▸ TASK TO COMPLETE
Search the data for the word "Sociology" and copy every line that contains it.

## BEGIN STORED ROWS

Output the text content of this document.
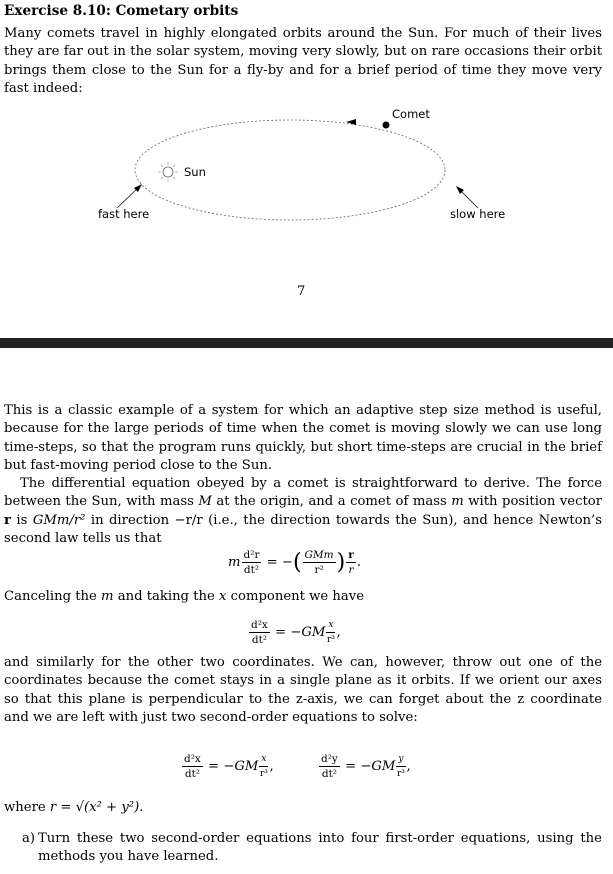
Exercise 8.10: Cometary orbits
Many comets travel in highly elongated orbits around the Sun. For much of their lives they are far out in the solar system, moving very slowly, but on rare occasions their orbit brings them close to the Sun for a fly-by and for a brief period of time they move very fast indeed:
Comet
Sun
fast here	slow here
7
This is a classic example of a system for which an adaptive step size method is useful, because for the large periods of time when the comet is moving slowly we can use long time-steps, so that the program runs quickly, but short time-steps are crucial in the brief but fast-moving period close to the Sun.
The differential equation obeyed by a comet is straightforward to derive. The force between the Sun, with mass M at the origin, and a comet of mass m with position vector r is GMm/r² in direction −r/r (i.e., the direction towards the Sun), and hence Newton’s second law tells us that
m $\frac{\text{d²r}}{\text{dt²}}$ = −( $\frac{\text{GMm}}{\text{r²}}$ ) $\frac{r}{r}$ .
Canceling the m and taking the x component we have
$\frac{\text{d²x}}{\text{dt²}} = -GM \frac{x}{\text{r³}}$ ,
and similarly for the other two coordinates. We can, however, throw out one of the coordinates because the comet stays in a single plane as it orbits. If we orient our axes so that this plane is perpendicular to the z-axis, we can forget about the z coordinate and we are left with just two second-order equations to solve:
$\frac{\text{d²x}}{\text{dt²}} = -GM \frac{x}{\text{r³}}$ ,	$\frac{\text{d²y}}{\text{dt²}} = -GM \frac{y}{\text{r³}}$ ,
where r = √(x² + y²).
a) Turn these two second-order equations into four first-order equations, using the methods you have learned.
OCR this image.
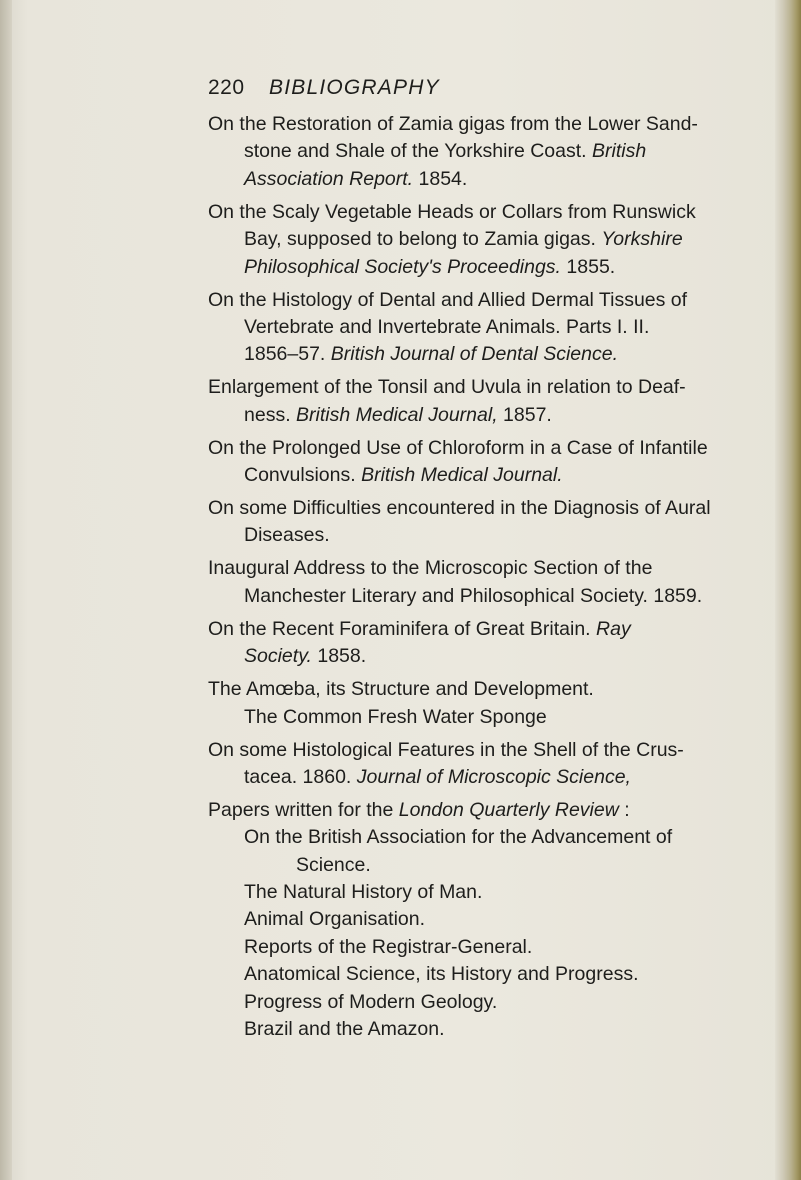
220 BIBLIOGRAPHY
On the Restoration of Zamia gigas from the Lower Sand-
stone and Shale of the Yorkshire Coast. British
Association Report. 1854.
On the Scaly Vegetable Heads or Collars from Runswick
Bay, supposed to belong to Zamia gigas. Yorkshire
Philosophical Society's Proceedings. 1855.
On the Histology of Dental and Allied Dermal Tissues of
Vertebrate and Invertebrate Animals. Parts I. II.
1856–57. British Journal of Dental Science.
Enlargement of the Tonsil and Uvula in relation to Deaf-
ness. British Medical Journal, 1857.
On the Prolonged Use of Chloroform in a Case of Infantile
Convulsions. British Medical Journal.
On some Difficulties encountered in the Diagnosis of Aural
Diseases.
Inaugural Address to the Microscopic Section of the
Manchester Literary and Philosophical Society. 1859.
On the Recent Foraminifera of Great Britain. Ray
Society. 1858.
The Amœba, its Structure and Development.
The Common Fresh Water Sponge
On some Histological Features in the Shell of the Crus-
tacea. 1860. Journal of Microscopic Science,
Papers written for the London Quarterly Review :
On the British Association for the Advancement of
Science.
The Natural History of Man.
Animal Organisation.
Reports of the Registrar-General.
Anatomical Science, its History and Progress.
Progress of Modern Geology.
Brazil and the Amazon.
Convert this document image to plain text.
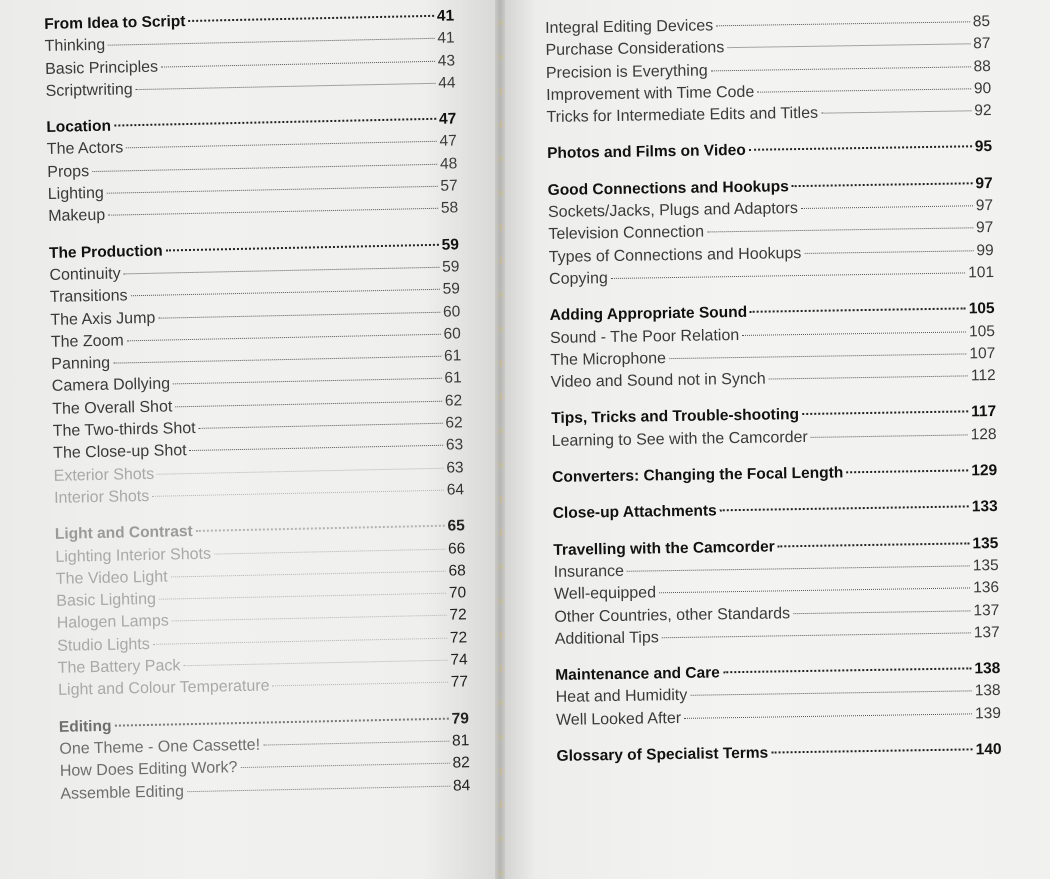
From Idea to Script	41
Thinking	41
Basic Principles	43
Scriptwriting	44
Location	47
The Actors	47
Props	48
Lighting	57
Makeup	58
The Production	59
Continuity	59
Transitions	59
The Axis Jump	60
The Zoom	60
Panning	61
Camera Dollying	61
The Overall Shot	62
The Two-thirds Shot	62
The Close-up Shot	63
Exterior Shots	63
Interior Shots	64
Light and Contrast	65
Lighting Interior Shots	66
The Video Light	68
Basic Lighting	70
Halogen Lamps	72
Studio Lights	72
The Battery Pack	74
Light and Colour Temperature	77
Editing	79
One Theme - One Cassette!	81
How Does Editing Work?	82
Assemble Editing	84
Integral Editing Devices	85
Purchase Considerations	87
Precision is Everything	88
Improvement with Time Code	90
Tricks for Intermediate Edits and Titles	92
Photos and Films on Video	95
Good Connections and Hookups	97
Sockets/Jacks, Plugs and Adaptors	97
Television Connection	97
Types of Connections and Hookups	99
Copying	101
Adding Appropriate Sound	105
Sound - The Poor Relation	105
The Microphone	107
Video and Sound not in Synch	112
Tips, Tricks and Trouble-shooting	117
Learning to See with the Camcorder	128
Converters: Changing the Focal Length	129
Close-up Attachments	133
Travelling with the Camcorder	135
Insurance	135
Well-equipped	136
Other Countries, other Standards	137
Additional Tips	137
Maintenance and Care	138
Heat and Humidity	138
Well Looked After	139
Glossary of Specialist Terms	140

## END STORED ROWS
## BEGIN STORED ROWS

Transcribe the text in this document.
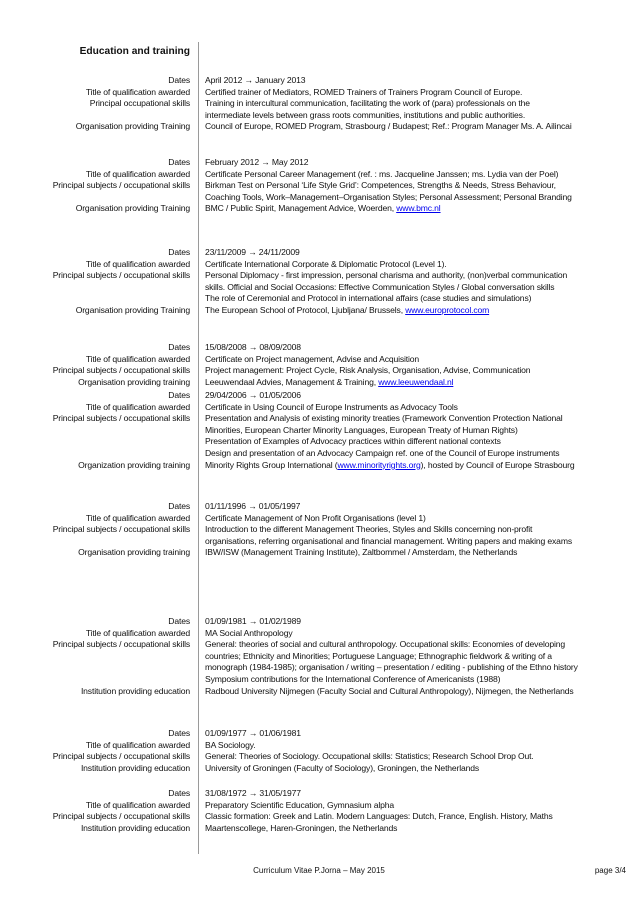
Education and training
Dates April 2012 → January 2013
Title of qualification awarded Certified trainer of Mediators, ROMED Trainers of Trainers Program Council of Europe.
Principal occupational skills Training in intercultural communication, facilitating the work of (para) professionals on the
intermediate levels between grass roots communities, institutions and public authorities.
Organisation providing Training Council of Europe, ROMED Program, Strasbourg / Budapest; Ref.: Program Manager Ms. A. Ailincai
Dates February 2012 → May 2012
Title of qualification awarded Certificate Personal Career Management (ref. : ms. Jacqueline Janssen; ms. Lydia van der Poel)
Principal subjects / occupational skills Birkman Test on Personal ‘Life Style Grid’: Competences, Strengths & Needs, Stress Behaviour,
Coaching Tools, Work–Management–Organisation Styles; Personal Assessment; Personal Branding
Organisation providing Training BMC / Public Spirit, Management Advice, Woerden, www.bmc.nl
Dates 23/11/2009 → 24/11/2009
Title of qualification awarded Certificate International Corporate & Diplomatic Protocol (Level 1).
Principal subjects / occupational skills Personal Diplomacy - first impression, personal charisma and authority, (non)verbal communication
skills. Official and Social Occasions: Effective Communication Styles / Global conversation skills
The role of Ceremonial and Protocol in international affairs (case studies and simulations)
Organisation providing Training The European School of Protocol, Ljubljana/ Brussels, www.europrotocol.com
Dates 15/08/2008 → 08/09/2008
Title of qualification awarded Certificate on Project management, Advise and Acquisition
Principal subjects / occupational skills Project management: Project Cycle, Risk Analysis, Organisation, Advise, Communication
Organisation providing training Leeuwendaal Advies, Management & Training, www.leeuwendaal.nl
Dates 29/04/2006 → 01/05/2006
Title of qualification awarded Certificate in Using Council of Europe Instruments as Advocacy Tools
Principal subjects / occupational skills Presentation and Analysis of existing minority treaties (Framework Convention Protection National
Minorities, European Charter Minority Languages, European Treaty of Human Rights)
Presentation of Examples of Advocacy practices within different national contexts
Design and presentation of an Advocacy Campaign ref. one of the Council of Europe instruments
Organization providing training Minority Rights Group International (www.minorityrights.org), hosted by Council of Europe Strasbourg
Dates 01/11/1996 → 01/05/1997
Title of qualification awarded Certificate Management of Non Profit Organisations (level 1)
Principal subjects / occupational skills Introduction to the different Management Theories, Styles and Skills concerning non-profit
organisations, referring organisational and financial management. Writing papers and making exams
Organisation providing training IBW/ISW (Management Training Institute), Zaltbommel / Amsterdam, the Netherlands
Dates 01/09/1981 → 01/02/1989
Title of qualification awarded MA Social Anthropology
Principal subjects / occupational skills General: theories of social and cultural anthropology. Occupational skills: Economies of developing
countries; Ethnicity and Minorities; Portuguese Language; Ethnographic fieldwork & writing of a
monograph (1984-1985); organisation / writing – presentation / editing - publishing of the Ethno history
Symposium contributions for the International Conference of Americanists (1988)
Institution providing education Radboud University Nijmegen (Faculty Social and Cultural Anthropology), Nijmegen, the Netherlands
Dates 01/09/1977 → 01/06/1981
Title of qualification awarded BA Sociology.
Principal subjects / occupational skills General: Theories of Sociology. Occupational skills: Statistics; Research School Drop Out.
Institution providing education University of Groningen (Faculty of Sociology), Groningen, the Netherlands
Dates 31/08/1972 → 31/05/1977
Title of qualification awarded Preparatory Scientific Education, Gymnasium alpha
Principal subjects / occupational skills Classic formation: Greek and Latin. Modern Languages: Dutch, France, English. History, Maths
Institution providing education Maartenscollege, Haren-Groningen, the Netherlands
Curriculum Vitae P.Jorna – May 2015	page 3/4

## END STORED ROWS

▸ RESULT OF THIS EXERCISE
Title of qualification awarded BA Sociology.
Principal subjects / occupational skills General: Theories of Sociology. Occupational skills: Statistics; Research School Drop Out.
Institution providing education University of Groningen (Faculty of Sociology), Groningen, the Netherlands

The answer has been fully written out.